Reproduce the listing exactly and skip over any pictures.
— BEGIN Dataset —
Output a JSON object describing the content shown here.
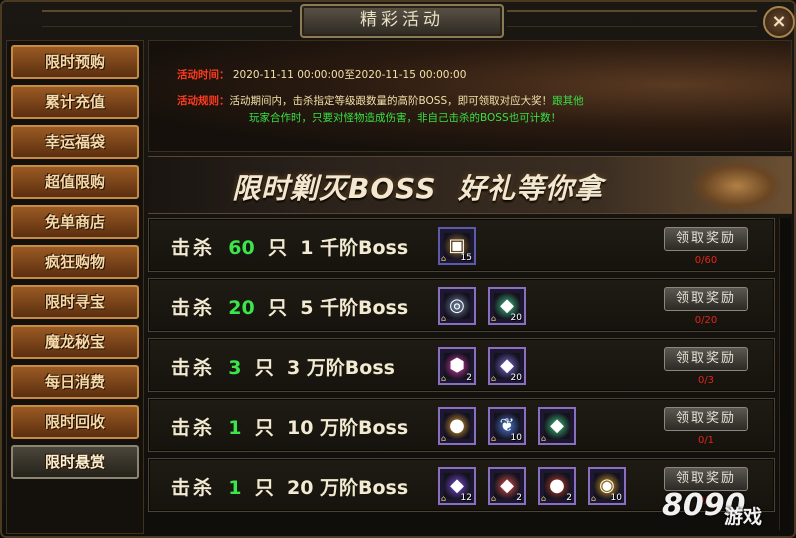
{
  "window": {
    "title": "精彩活动",
    "close_label": "×"
  },
  "sidebar": {
    "items": [
      {
        "label": "限时预购"
      },
      {
        "label": "累计充值"
      },
      {
        "label": "幸运福袋"
      },
      {
        "label": "超值限购"
      },
      {
        "label": "免单商店"
      },
      {
        "label": "疯狂购物"
      },
      {
        "label": "限时寻宝"
      },
      {
        "label": "魔龙秘宝"
      },
      {
        "label": "每日消费"
      },
      {
        "label": "限时回收"
      },
      {
        "label": "限时悬赏",
        "active": true
      }
    ]
  },
  "info": {
    "time_label": "活动时间：",
    "time_value": "2020-11-11 00:00:00至2020-11-15 00:00:00",
    "rule_label": "活动规则：",
    "rule_text_1": "活动期间内，击杀指定等级跟数量的高阶BOSS，即可领取对应大奖！",
    "rule_text_green_1": "跟其他",
    "rule_text_green_2": "玩家合作时，只要对怪物造成伤害，非自己击杀的BOSS也可计数！"
  },
  "banner": {
    "text": "限时剿灭BOSS  好礼等你拿"
  },
  "rows": [
    {
      "kill": "击杀",
      "count": "60",
      "unit": "只",
      "tier": "1 千阶Boss",
      "claim": "领取奖励",
      "progress": "0/60",
      "items": [
        {
          "icon": "treasure-chest-icon",
          "count": "15",
          "color": "#a07a2a"
        }
      ]
    },
    {
      "kill": "击杀",
      "count": "20",
      "unit": "只",
      "tier": "5 千阶Boss",
      "claim": "领取奖励",
      "progress": "0/20",
      "items": [
        {
          "icon": "compass-disc-icon",
          "count": "",
          "color": "#6b7f9a"
        },
        {
          "icon": "green-crystal-icon",
          "count": "20",
          "color": "#3fbf7f"
        }
      ]
    },
    {
      "kill": "击杀",
      "count": "3",
      "unit": "只",
      "tier": "3 万阶Boss",
      "claim": "领取奖励",
      "progress": "0/3",
      "items": [
        {
          "icon": "pink-gem-icon",
          "count": "2",
          "color": "#d63aa8"
        },
        {
          "icon": "purple-crystal-icon",
          "count": "20",
          "color": "#7a6ad0"
        }
      ]
    },
    {
      "kill": "击杀",
      "count": "1",
      "unit": "只",
      "tier": "10 万阶Boss",
      "claim": "领取奖励",
      "progress": "0/1",
      "items": [
        {
          "icon": "rainbow-orb-icon",
          "count": "",
          "color": "#e0a030"
        },
        {
          "icon": "blue-feather-icon",
          "count": "10",
          "color": "#4a7ad8"
        },
        {
          "icon": "emerald-crystal-icon",
          "count": "",
          "color": "#3ac07a"
        }
      ]
    },
    {
      "kill": "击杀",
      "count": "1",
      "unit": "只",
      "tier": "20 万阶Boss",
      "claim": "领取奖励",
      "progress": "0/1",
      "items": [
        {
          "icon": "violet-crystal-icon",
          "count": "12",
          "color": "#7a4ad8"
        },
        {
          "icon": "red-crystal-icon",
          "count": "2",
          "color": "#d0504a"
        },
        {
          "icon": "red-orb-icon",
          "count": "2",
          "color": "#c0402a"
        },
        {
          "icon": "gold-coin-icon",
          "count": "10",
          "color": "#d8a020"
        }
      ]
    }
  ],
  "watermark": {
    "brand_num": "8090",
    "brand_text": "游戏"
  }
}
— END Dataset —
Reply =
Output a JSON object describing the content shown here.
{
  "window": {
    "title": "精彩活动",
    "close_label": "×"
  },
  "sidebar": {
    "items": [
      {
        "label": "限时预购"
      },
      {
        "label": "累计充值"
      },
      {
        "label": "幸运福袋"
      },
      {
        "label": "超值限购"
      },
      {
        "label": "免单商店"
      },
      {
        "label": "疯狂购物"
      },
      {
        "label": "限时寻宝"
      },
      {
        "label": "魔龙秘宝"
      },
      {
        "label": "每日消费"
      },
      {
        "label": "限时回收"
      },
      {
        "label": "限时悬赏",
        "active": true
      }
    ]
  },
  "info": {
    "time_label": "活动时间：",
    "time_value": "2020-11-11 00:00:00至2020-11-15 00:00:00",
    "rule_label": "活动规则：",
    "rule_text_1": "活动期间内，击杀指定等级跟数量的高阶BOSS，即可领取对应大奖！",
    "rule_text_green_1": "跟其他",
    "rule_text_green_2": "玩家合作时，只要对怪物造成伤害，非自己击杀的BOSS也可计数！"
  },
  "banner": {
    "text": "限时剿灭BOSS  好礼等你拿"
  },
  "rows": [
    {
      "kill": "击杀",
      "count": "60",
      "unit": "只",
      "tier": "1 千阶Boss",
      "claim": "领取奖励",
      "progress": "0/60",
      "items": [
        {
          "icon": "treasure-chest-icon",
          "count": "15",
          "color": "#a07a2a"
        }
      ]
    },
    {
      "kill": "击杀",
      "count": "20",
      "unit": "只",
      "tier": "5 千阶Boss",
      "claim": "领取奖励",
      "progress": "0/20",
      "items": [
        {
          "icon": "compass-disc-icon",
          "count": "",
          "color": "#6b7f9a"
        },
        {
          "icon": "green-crystal-icon",
          "count": "20",
          "color": "#3fbf7f"
        }
      ]
    },
    {
      "kill": "击杀",
      "count": "3",
      "unit": "只",
      "tier": "3 万阶Boss",
      "claim": "领取奖励",
      "progress": "0/3",
      "items": [
        {
          "icon": "pink-gem-icon",
          "count": "2",
          "color": "#d63aa8"
        },
        {
          "icon": "purple-crystal-icon",
          "count": "20",
          "color": "#7a6ad0"
        }
      ]
    },
    {
      "kill": "击杀",
      "count": "1",
      "unit": "只",
      "tier": "10 万阶Boss",
      "claim": "领取奖励",
      "progress": "0/1",
      "items": [
        {
          "icon": "rainbow-orb-icon",
          "count": "",
          "color": "#e0a030"
        },
        {
          "icon": "blue-feather-icon",
          "count": "10",
          "color": "#4a7ad8"
        },
        {
          "icon": "emerald-crystal-icon",
          "count": "",
          "color": "#3ac07a"
        }
      ]
    },
    {
      "kill": "击杀",
      "count": "1",
      "unit": "只",
      "tier": "20 万阶Boss",
      "claim": "领取奖励",
      "progress": "0/1",
      "items": [
        {
          "icon": "violet-crystal-icon",
          "count": "12",
          "color": "#7a4ad8"
        },
        {
          "icon": "red-crystal-icon",
          "count": "2",
          "color": "#d0504a"
        },
        {
          "icon": "red-orb-icon",
          "count": "2",
          "color": "#c0402a"
        },
        {
          "icon": "gold-coin-icon",
          "count": "10",
          "color": "#d8a020"
        }
      ]
    }
  ],
  "watermark": {
    "brand_num": "8090",
    "brand_text": "游戏"
  }
}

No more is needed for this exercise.